WHAT YOU SHOULD DO: Check every line of the material below for the string "title", and return the ones that have it.

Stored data
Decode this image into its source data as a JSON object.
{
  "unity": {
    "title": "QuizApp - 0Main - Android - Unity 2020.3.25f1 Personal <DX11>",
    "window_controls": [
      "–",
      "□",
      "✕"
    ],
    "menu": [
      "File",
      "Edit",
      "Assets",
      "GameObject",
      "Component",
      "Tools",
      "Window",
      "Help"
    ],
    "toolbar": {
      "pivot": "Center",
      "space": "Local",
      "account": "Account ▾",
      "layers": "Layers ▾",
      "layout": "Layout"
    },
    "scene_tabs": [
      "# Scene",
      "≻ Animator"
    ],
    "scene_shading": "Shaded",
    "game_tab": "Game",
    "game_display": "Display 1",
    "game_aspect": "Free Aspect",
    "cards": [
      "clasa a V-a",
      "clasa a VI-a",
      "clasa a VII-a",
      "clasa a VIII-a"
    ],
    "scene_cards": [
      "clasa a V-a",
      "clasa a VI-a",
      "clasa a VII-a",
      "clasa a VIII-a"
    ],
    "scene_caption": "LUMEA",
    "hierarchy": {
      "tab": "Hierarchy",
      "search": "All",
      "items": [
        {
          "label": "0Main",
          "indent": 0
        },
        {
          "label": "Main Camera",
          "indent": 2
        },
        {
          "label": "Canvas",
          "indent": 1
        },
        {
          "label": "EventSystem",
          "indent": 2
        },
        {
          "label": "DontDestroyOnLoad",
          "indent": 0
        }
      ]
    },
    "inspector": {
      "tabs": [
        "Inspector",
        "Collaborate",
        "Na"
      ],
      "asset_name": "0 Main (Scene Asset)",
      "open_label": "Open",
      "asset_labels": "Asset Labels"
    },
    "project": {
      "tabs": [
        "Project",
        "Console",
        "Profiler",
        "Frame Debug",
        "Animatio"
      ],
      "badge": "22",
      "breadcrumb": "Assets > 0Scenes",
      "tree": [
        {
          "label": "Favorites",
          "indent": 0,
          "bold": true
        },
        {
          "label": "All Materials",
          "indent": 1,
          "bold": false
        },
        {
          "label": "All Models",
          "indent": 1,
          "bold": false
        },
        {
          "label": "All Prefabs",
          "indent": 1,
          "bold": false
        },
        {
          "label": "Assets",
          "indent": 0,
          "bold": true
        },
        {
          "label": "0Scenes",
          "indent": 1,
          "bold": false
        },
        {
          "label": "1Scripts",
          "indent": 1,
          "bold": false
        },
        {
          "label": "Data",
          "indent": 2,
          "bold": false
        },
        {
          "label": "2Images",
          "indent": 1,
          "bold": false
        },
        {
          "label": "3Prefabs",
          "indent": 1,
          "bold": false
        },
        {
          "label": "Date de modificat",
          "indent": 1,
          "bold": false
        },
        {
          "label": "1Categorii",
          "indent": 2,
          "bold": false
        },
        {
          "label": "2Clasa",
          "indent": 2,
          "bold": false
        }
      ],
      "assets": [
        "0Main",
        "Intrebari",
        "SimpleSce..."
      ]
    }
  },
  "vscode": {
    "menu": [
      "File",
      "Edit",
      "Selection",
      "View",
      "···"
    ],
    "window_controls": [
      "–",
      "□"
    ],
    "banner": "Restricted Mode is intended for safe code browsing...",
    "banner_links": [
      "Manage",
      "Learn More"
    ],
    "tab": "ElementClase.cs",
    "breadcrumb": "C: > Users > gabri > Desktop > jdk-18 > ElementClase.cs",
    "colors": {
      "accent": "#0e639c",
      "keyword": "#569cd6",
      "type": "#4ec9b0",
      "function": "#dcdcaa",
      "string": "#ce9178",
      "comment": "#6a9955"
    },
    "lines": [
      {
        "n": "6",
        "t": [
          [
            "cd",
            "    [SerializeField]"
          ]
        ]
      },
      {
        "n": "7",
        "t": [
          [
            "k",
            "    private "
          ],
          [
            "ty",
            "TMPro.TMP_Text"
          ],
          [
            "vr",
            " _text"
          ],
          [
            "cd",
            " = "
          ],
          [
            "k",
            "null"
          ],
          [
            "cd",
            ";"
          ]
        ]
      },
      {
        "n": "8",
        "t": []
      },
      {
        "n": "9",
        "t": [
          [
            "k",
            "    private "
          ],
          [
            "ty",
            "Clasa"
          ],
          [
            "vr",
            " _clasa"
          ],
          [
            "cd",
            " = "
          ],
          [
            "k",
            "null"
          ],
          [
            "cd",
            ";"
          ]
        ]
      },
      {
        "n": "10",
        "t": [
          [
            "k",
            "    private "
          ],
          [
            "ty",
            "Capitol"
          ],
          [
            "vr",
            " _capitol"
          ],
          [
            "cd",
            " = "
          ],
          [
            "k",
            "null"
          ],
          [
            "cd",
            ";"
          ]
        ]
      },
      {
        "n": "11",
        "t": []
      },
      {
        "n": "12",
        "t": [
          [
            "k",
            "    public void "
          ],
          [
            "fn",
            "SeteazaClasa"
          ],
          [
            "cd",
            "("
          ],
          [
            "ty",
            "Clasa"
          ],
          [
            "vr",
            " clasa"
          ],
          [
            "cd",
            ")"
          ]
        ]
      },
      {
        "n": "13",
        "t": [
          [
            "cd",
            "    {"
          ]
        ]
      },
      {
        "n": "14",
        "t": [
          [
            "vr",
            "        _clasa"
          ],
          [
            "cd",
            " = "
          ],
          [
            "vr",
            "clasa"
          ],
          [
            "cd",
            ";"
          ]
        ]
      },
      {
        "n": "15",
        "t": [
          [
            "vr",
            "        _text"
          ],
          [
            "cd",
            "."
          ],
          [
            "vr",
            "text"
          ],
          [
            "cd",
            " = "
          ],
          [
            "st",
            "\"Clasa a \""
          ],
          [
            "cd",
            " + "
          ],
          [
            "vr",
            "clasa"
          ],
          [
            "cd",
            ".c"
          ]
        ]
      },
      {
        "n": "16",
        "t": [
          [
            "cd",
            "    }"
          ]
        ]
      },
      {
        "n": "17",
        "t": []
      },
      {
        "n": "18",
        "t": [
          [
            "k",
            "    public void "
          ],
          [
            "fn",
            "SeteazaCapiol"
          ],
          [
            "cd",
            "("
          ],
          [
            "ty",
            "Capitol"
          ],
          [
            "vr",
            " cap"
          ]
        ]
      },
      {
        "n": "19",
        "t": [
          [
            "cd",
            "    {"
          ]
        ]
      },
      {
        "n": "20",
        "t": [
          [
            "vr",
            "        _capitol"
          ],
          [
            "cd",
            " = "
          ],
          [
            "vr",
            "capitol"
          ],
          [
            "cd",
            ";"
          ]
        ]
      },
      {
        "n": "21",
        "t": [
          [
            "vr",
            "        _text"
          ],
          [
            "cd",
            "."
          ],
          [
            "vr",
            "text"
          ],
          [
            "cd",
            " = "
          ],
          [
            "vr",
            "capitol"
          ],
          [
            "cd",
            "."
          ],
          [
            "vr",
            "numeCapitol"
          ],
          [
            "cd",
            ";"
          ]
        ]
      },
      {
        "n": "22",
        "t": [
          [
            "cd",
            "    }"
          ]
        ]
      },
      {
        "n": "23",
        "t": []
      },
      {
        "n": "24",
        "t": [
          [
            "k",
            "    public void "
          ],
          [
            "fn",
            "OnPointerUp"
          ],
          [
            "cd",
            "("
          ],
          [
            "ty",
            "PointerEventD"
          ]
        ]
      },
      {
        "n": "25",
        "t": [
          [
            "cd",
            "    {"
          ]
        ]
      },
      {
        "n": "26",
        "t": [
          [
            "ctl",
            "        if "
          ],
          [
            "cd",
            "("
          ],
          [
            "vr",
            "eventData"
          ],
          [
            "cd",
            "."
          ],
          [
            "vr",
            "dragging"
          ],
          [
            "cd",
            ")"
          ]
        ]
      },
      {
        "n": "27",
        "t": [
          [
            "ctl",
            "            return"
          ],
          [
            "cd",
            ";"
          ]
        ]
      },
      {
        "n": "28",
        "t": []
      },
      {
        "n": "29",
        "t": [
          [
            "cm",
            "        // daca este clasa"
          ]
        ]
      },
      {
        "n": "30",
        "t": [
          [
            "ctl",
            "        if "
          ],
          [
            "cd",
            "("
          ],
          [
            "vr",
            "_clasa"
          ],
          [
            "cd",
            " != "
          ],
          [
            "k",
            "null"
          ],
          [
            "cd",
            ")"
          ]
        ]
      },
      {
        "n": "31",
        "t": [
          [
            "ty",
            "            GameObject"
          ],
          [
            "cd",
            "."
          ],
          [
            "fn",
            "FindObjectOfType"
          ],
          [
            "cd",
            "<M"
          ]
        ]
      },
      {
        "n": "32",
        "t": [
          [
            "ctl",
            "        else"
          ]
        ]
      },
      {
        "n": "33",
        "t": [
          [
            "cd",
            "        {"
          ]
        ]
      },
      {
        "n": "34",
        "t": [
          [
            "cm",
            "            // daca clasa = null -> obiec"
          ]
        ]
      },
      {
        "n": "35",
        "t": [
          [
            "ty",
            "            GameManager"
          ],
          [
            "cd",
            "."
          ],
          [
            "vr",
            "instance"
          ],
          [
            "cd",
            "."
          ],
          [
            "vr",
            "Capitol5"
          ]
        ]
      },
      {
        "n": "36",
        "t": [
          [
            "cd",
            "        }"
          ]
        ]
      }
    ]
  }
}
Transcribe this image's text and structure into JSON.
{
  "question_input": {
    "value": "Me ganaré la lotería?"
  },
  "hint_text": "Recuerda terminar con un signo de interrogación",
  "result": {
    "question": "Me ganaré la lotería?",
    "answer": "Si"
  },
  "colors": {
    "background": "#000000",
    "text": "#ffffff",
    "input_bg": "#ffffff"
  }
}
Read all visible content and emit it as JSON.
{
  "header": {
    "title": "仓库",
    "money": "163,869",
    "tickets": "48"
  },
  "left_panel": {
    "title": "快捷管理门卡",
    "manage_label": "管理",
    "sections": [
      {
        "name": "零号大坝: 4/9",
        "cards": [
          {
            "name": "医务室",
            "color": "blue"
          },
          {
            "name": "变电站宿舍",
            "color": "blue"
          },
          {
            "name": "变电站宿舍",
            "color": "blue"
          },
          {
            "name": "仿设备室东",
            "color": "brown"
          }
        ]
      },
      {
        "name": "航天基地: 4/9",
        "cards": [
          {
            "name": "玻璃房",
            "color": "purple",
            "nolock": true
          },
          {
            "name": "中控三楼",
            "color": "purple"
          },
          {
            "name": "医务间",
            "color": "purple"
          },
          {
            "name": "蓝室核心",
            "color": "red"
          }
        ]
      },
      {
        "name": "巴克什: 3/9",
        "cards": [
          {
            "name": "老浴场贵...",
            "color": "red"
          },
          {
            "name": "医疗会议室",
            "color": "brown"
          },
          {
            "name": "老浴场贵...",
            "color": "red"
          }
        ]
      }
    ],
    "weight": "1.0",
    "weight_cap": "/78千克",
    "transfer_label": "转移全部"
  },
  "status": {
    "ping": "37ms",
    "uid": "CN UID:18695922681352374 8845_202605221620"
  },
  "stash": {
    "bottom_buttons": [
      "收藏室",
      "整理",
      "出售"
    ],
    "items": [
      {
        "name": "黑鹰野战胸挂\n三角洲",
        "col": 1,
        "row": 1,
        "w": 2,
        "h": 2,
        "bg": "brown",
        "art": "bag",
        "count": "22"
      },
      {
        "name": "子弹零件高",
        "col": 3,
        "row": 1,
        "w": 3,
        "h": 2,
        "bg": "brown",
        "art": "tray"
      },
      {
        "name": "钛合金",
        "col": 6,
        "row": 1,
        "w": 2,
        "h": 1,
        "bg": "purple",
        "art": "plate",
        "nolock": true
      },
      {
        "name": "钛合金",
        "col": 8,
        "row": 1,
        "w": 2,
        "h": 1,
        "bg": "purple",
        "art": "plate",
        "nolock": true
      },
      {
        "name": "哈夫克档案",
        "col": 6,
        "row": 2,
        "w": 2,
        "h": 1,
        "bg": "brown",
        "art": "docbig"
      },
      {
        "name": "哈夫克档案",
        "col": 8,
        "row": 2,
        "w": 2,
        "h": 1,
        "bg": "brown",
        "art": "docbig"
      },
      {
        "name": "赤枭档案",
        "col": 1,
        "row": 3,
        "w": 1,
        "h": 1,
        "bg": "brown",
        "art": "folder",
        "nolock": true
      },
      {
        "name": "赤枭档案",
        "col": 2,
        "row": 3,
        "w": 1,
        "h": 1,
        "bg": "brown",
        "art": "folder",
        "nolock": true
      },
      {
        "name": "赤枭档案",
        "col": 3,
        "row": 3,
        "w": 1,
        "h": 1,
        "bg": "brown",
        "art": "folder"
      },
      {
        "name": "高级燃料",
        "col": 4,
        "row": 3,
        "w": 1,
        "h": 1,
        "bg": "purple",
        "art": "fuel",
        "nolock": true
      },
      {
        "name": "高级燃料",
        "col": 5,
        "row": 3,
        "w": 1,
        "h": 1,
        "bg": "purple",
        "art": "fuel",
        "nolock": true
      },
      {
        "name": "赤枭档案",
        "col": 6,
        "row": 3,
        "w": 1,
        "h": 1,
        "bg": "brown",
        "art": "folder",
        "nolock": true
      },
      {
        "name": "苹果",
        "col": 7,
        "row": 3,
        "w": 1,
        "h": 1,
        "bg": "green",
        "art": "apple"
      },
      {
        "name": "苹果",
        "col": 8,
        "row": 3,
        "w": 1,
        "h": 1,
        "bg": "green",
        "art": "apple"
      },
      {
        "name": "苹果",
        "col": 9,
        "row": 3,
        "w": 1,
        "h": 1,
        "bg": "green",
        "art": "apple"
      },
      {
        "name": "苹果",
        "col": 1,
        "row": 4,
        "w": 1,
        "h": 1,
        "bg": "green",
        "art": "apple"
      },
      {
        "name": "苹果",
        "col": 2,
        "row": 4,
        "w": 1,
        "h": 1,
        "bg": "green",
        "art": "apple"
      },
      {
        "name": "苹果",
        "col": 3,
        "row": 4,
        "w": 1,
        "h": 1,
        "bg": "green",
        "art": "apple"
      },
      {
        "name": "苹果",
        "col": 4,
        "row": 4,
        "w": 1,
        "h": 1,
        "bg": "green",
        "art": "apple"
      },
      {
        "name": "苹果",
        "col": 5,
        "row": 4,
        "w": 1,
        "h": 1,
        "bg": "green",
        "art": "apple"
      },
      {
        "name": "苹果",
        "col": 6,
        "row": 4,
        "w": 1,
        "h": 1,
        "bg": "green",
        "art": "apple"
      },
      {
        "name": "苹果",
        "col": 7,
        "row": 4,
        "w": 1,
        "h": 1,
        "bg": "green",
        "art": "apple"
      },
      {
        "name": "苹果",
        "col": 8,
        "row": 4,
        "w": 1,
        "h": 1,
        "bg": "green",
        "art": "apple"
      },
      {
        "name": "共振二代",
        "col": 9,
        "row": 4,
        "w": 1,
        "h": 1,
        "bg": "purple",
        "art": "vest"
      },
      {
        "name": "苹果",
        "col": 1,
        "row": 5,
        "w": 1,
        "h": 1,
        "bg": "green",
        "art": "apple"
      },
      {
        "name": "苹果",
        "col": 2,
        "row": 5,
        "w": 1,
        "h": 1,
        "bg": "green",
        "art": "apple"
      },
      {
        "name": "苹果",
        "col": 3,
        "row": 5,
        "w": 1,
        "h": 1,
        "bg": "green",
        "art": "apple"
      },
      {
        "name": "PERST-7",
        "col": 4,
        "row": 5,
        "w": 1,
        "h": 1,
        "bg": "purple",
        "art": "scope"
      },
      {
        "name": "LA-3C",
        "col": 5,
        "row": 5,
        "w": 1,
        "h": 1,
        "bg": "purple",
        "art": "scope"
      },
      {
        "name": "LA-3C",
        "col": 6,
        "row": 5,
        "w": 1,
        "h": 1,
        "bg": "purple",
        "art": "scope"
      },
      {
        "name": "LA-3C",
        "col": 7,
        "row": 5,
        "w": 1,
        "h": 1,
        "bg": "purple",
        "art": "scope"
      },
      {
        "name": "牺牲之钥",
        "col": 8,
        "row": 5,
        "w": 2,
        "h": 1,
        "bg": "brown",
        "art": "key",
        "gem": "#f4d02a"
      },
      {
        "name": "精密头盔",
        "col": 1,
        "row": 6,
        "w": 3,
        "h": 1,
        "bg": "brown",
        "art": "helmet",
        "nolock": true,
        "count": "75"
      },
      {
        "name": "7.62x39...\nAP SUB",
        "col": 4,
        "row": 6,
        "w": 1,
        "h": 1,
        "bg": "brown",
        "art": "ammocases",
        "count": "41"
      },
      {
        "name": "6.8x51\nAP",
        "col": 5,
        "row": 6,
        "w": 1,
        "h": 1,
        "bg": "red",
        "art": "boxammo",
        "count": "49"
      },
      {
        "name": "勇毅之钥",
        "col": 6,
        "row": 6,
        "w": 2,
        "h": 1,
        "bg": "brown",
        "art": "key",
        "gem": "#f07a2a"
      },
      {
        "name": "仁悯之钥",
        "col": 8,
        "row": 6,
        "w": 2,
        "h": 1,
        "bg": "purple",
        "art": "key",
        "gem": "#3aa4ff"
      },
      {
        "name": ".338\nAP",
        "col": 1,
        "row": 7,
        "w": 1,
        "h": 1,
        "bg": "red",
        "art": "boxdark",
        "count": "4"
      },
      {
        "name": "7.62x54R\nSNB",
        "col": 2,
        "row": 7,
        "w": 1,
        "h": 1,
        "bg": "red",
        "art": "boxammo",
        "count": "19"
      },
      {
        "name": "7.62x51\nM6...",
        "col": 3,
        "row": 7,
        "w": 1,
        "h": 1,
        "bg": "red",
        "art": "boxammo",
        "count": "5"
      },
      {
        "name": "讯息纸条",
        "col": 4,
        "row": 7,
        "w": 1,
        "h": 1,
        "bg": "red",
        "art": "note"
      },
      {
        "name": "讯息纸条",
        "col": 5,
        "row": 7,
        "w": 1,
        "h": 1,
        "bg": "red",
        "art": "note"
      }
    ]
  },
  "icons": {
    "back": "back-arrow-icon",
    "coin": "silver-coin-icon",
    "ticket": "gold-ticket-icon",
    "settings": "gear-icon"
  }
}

THE ANSWER:
    "title": "QuizApp - 0Main - Android - Unity 2020.3.25f1 Personal <DX11>",
    "title": "仓库",
    "title": "快捷管理门卡",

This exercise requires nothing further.